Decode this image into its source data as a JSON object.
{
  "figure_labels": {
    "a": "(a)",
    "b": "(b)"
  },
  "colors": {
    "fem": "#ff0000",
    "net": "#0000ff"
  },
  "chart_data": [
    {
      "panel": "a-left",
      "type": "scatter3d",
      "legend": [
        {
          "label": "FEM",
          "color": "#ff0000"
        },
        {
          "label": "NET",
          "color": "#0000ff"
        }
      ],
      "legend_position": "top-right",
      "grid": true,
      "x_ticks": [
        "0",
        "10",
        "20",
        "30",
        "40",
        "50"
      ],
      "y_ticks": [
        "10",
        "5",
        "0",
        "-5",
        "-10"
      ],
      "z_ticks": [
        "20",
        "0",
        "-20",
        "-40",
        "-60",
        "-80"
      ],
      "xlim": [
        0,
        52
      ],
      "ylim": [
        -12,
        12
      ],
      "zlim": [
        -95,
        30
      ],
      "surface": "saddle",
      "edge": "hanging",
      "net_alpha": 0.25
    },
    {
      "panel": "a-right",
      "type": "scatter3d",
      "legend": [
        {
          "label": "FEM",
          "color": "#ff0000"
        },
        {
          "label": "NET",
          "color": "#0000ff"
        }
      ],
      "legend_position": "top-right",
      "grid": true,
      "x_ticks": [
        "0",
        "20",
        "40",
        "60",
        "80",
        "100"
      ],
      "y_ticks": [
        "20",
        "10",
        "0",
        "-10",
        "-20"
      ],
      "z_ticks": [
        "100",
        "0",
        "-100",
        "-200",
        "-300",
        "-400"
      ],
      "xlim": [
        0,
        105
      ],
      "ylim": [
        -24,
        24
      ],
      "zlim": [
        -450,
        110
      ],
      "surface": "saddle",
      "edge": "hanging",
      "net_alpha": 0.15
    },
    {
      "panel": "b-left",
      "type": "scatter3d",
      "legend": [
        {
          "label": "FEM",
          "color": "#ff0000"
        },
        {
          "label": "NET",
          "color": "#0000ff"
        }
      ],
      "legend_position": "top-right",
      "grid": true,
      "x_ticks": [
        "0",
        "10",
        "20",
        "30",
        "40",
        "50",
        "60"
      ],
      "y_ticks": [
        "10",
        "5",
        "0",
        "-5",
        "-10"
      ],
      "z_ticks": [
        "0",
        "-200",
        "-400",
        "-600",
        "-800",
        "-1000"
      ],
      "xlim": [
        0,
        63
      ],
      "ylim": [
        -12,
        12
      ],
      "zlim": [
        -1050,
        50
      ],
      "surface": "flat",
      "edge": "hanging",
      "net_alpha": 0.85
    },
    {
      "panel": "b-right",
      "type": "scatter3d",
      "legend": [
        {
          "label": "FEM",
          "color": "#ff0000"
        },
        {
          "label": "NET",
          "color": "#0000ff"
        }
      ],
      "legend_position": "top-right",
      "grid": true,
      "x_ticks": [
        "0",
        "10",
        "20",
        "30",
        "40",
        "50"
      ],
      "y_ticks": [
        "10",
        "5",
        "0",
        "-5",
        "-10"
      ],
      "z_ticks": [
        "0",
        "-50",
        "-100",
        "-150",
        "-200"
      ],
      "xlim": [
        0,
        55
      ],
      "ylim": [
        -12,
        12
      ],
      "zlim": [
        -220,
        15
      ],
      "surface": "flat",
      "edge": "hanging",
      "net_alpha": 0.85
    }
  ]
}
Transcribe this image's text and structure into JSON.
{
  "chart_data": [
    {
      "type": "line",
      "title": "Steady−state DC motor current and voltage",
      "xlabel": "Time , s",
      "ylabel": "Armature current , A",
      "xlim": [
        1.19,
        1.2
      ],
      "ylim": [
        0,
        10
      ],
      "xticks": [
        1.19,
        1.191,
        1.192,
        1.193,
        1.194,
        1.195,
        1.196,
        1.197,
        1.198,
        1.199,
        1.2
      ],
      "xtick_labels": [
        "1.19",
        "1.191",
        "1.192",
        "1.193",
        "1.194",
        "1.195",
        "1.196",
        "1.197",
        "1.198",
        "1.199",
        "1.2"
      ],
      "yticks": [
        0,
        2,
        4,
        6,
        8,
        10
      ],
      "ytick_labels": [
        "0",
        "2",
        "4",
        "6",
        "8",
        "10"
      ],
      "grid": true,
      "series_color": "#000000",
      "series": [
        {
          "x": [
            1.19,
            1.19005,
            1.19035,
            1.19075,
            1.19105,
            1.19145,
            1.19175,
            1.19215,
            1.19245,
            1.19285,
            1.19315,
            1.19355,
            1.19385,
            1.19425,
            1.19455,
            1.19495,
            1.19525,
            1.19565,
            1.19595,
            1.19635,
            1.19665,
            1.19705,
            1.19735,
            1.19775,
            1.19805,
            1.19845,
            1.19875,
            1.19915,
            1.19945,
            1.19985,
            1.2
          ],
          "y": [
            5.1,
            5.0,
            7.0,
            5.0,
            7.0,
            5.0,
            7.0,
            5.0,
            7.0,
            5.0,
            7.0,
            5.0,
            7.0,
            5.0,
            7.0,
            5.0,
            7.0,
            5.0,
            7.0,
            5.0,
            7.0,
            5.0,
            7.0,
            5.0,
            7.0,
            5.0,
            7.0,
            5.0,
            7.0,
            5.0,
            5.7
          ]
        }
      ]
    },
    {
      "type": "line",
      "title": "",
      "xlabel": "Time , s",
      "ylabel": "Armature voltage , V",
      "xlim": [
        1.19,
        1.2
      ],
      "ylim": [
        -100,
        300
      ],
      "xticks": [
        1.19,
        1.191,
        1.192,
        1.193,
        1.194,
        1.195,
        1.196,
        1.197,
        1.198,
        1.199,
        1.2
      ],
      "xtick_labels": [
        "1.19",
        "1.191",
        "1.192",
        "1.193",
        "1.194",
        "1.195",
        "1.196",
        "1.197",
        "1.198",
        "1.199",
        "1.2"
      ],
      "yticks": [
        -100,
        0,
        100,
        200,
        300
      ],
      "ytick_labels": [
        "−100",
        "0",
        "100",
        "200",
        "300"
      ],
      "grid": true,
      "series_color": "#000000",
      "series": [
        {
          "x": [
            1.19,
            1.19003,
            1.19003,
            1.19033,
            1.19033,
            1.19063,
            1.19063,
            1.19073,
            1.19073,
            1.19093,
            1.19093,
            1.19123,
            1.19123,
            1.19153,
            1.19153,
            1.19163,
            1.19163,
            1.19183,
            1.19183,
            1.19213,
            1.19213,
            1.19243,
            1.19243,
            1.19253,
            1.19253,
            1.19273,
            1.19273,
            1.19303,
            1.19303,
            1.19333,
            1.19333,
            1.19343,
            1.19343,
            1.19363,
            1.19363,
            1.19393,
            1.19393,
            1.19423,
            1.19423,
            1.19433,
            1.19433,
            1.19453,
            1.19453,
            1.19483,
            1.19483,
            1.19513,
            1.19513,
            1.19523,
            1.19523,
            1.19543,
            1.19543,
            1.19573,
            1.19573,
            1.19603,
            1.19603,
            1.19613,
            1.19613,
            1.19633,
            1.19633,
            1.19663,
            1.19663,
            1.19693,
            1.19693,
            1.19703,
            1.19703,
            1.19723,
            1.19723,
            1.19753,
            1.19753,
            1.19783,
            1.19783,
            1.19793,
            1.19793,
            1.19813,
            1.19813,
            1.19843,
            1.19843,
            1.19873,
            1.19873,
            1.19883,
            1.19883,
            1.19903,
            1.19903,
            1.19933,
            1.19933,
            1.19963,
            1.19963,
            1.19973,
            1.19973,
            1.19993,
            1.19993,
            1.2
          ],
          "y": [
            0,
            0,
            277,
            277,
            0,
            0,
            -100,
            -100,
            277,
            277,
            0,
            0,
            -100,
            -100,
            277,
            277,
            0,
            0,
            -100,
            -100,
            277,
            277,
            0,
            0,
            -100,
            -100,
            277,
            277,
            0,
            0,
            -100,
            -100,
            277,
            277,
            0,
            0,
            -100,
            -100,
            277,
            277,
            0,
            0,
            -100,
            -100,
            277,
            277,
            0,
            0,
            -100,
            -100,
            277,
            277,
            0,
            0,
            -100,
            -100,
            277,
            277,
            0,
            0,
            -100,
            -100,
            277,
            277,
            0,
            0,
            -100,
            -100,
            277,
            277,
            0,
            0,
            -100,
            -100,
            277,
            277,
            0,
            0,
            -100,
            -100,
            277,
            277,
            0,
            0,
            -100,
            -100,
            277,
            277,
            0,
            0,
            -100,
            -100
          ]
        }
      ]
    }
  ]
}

● ● ● ● ● ● ●

What you have to do :: Return only those lines of the records that contain the string "this".

Solution ::
Decode this image into its source data as a JSON object.
Transcribe this image's text and structure into JSON.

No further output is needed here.